TASK STATEMENT:
Please transcribe the listing below in full and word for word, without its pictures.

DATA FOR THIS TASK:
————————
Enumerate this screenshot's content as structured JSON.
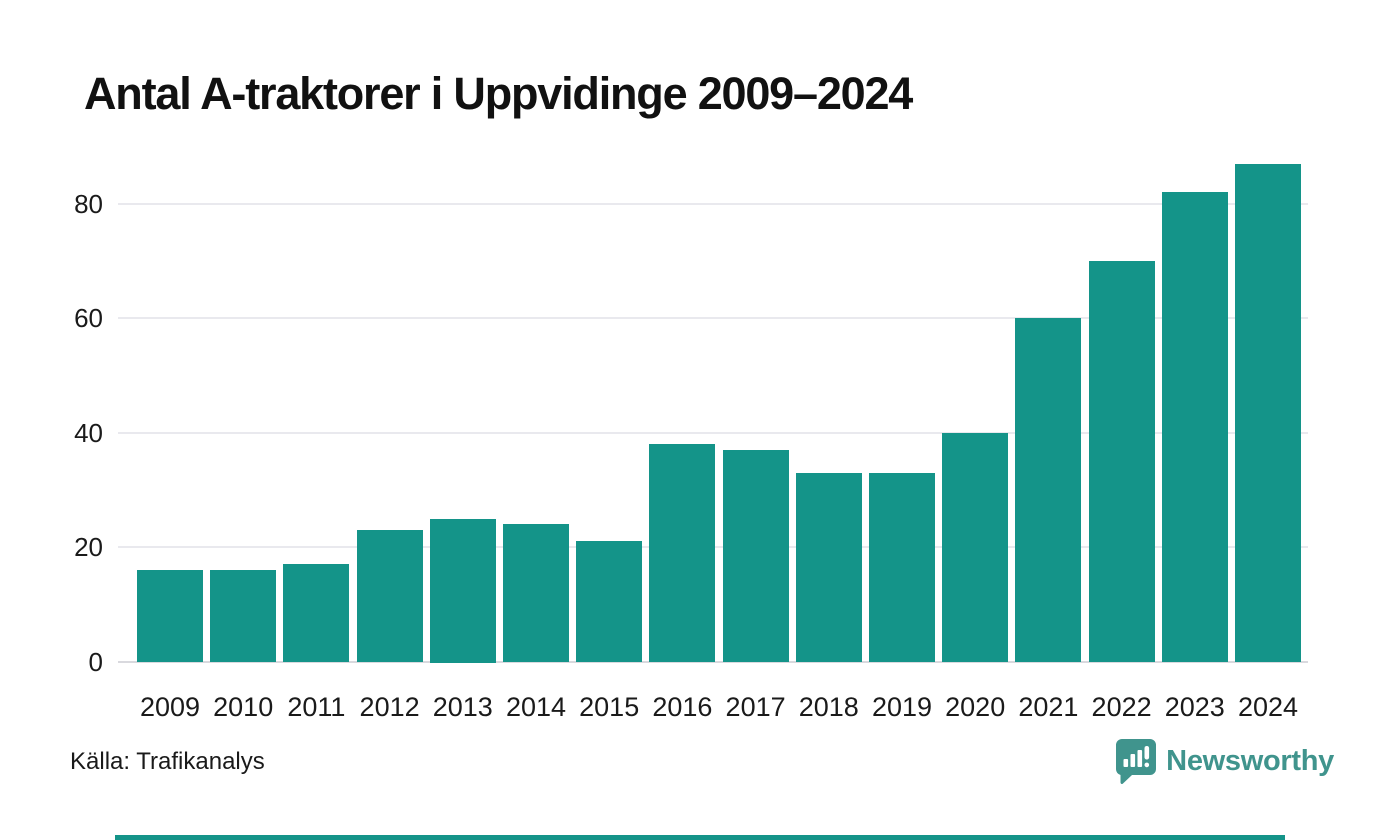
{
  "header": {
    "title": "Antal A-traktorer i Uppvidinge 2009–2024"
  },
  "footer": {
    "source_label": "Källa: Trafikanalys",
    "brand": "Newsworthy"
  },
  "colors": {
    "bar": "#149489",
    "brand_teal": "#40948d",
    "gridline": "#e9e9ee",
    "baseline": "#d9d9de",
    "title": "#111111",
    "text": "#1a1a1a",
    "bottom_strip": "#149489"
  },
  "chart_data": {
    "type": "bar",
    "title": "Antal A-traktorer i Uppvidinge 2009–2024",
    "categories": [
      "2009",
      "2010",
      "2011",
      "2012",
      "2013",
      "2014",
      "2015",
      "2016",
      "2017",
      "2018",
      "2019",
      "2020",
      "2021",
      "2022",
      "2023",
      "2024"
    ],
    "values": [
      16,
      16,
      17,
      23,
      25,
      24,
      21,
      38,
      37,
      33,
      33,
      40,
      60,
      70,
      82,
      87
    ],
    "xlabel": "",
    "ylabel": "",
    "yticks": [
      0,
      20,
      40,
      60,
      80
    ],
    "ylim": [
      0,
      88
    ],
    "grid": true,
    "legend": false,
    "source": "Källa: Trafikanalys"
  }
}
————————
WRITTEN ANSWER:
Enumerate this screenshot's content as structured JSON.
{
  "header": {
    "title": "Antal A-traktorer i Uppvidinge 2009–2024"
  },
  "footer": {
    "source_label": "Källa: Trafikanalys",
    "brand": "Newsworthy"
  },
  "colors": {
    "bar": "#149489",
    "brand_teal": "#40948d",
    "gridline": "#e9e9ee",
    "baseline": "#d9d9de",
    "title": "#111111",
    "text": "#1a1a1a",
    "bottom_strip": "#149489"
  },
  "chart_data": {
    "type": "bar",
    "title": "Antal A-traktorer i Uppvidinge 2009–2024",
    "categories": [
      "2009",
      "2010",
      "2011",
      "2012",
      "2013",
      "2014",
      "2015",
      "2016",
      "2017",
      "2018",
      "2019",
      "2020",
      "2021",
      "2022",
      "2023",
      "2024"
    ],
    "values": [
      16,
      16,
      17,
      23,
      25,
      24,
      21,
      38,
      37,
      33,
      33,
      40,
      60,
      70,
      82,
      87
    ],
    "xlabel": "",
    "ylabel": "",
    "yticks": [
      0,
      20,
      40,
      60,
      80
    ],
    "ylim": [
      0,
      88
    ],
    "grid": true,
    "legend": false,
    "source": "Källa: Trafikanalys"
  }
}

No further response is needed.